Write the data out again, character for character, with no images.

[Data entries]
◇ ◇ ◇

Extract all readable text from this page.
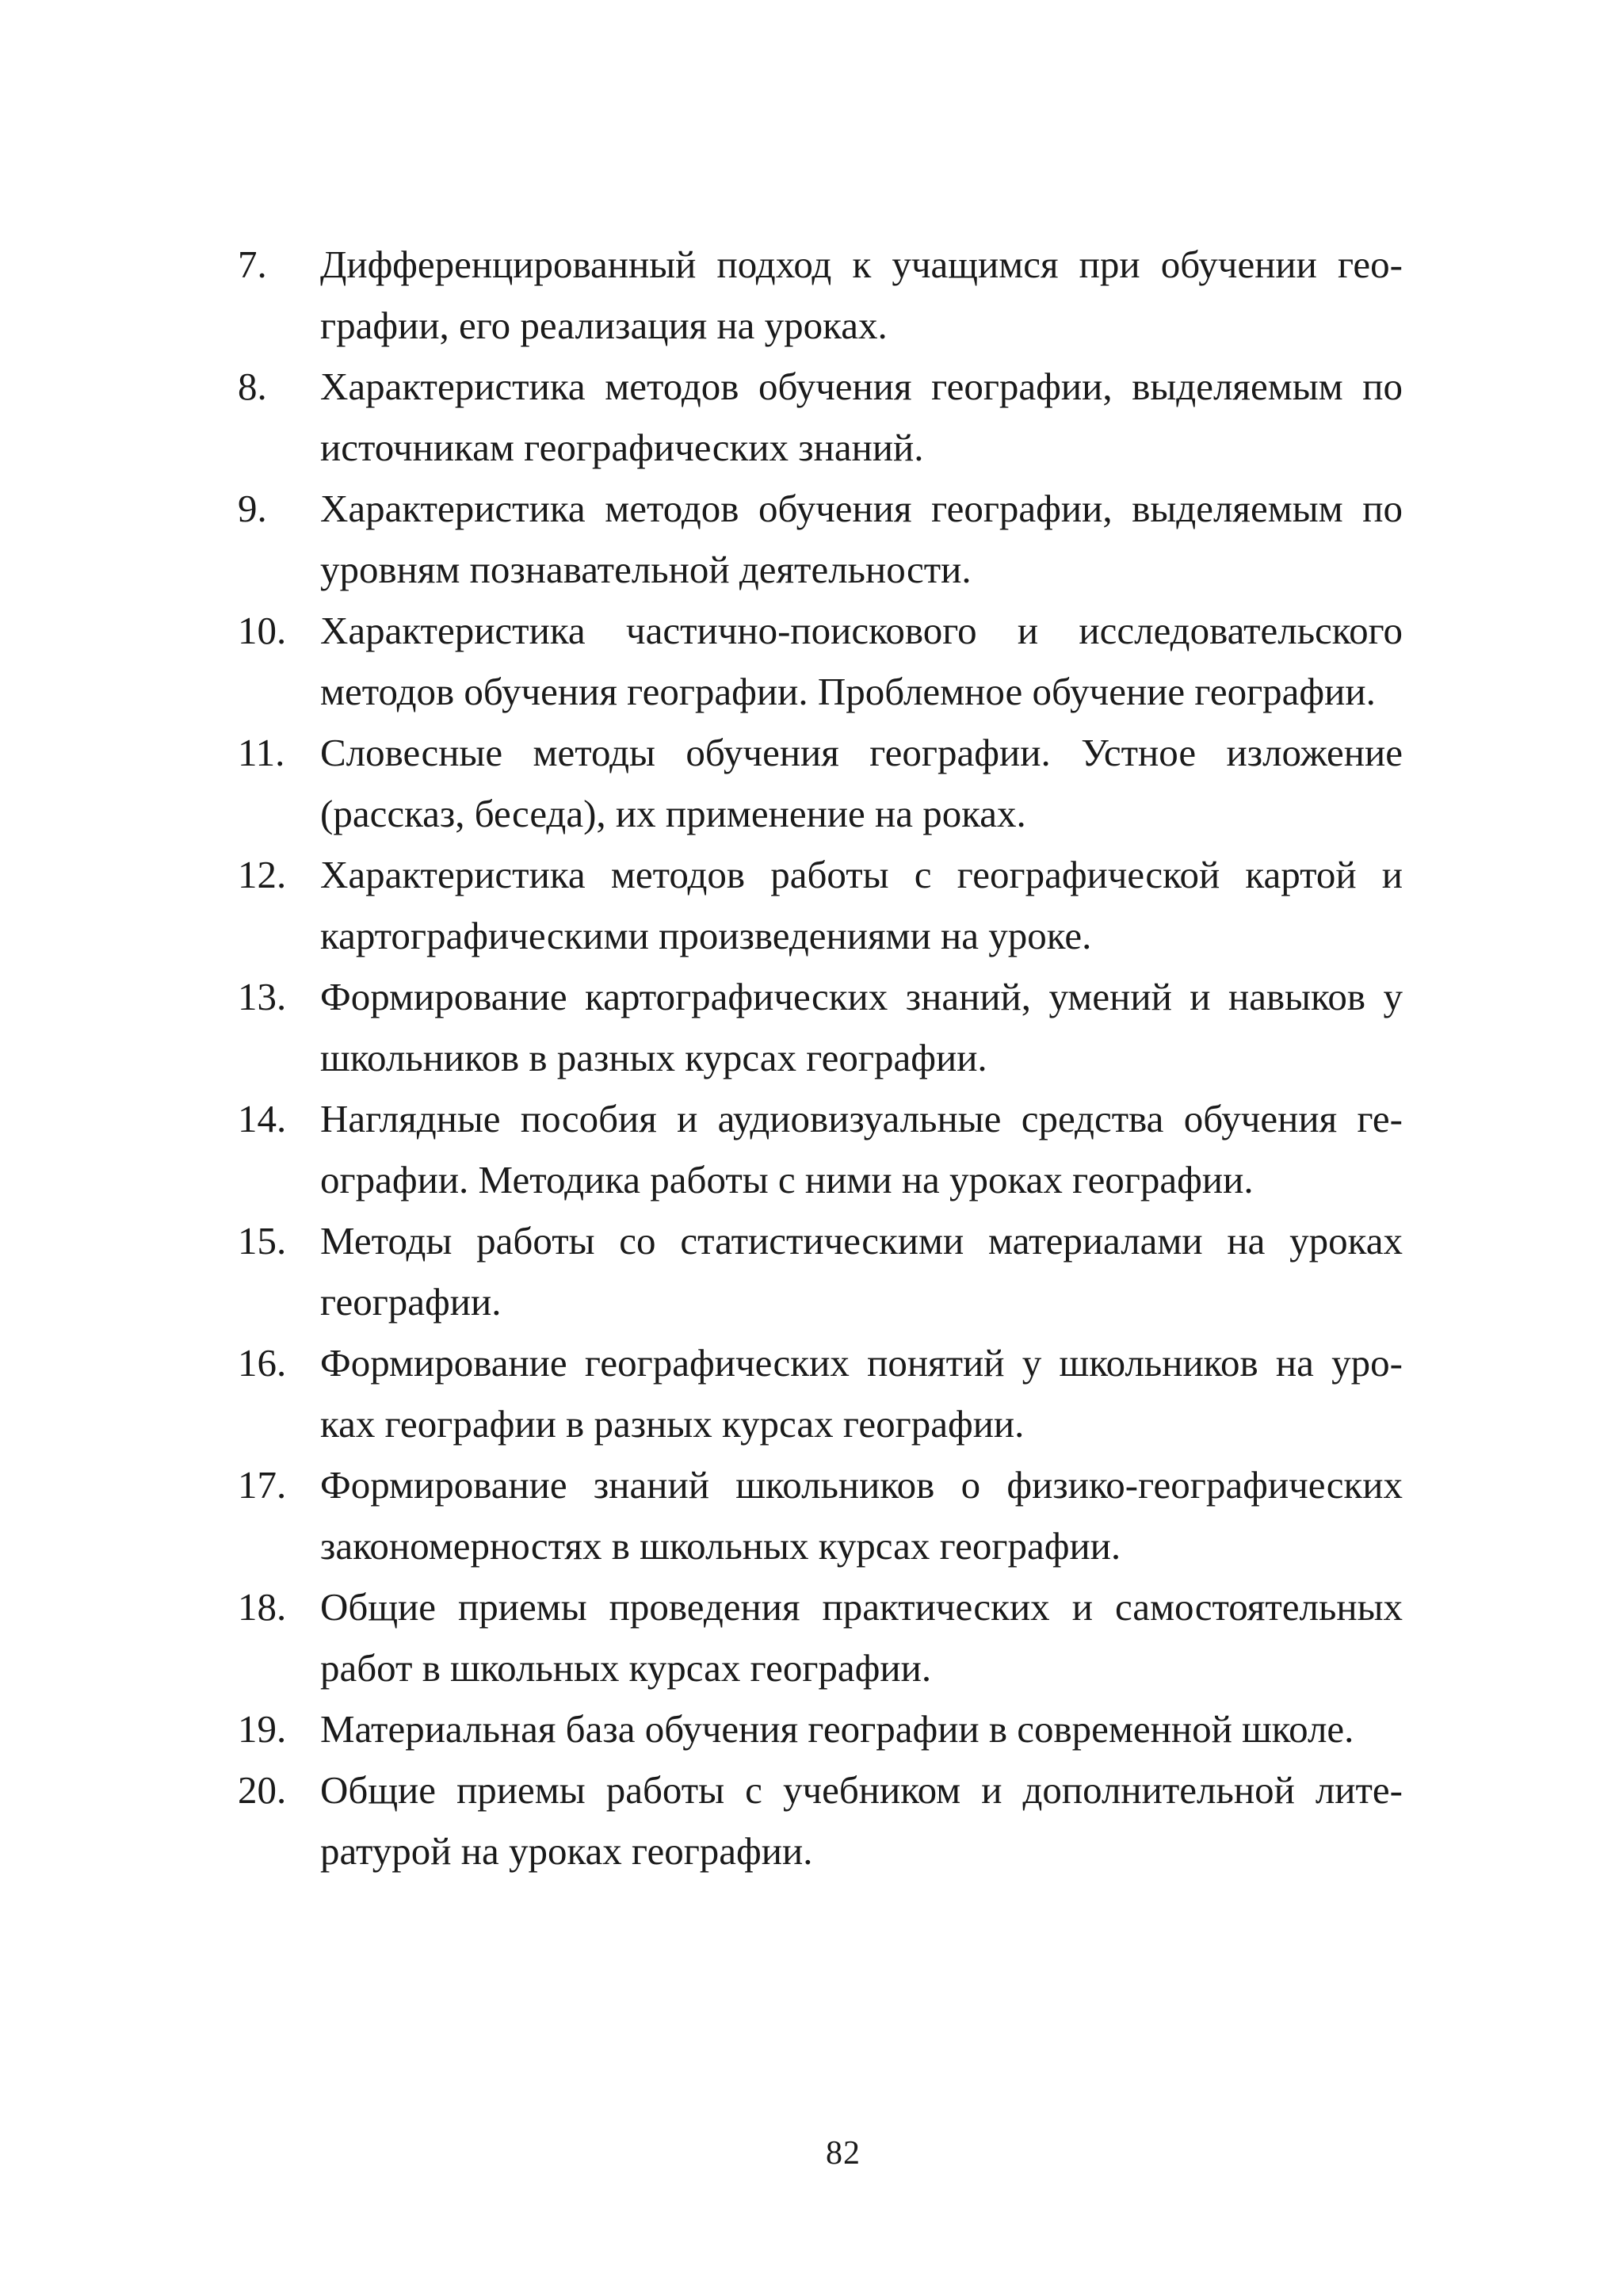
7.	Дифференцированный подход к учащимся при обучении гео-графии, его реализация на уроках.
8.	Характеристика методов обучения географии, выделяемым по источникам географических знаний.
9.	Характеристика методов обучения географии, выделяемым по уровням познавательной деятельности.
10. Характеристика частично-поискового и исследовательского методов обучения географии. Проблемное обучение географии.
11. Словесные методы обучения географии. Устное изложение (рассказ, беседа), их применение на роках.
12. Характеристика методов работы с географической картой и картографическими произведениями на уроке.
13. Формирование картографических знаний, умений и навыков у школьников в разных курсах географии.
14. Наглядные пособия и аудиовизуальные средства обучения ге-ографии. Методика работы с ними на уроках географии.
15. Методы работы со статистическими материалами на уроках географии.
16. Формирование географических понятий у школьников на уро-ках географии в разных курсах географии.
17. Формирование знаний школьников о физико-географических закономерностях в школьных курсах географии.
18. Общие приемы проведения практических и самостоятельных работ в школьных курсах географии.
19. Материальная база обучения географии в современной школе.
20. Общие приемы работы с учебником и дополнительной лите-ратурой на уроках географии.
82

◇ ◇ ◇

▸ Solution for this task
Extract all readable text from this page.
7.	Дифференцированный подход к учащимся при обучении гео-графии, его реализация на уроках.
8.	Характеристика методов обучения географии, выделяемым по источникам географических знаний.
9.	Характеристика методов обучения географии, выделяемым по уровням познавательной деятельности.
10. Характеристика частично-поискового и исследовательского методов обучения географии. Проблемное обучение географии.
11. Словесные методы обучения географии. Устное изложение (рассказ, беседа), их применение на роках.
12. Характеристика методов работы с географической картой и картографическими произведениями на уроке.
13. Формирование картографических знаний, умений и навыков у школьников в разных курсах географии.
14. Наглядные пособия и аудиовизуальные средства обучения ге-ографии. Методика работы с ними на уроках географии.
15. Методы работы со статистическими материалами на уроках географии.
16. Формирование географических понятий у школьников на уро-ках географии в разных курсах географии.
17. Формирование знаний школьников о физико-географических закономерностях в школьных курсах географии.
18. Общие приемы проведения практических и самостоятельных работ в школьных курсах географии.
19. Материальная база обучения географии в современной школе.
20. Общие приемы работы с учебником и дополнительной лите-ратурой на уроках географии.
82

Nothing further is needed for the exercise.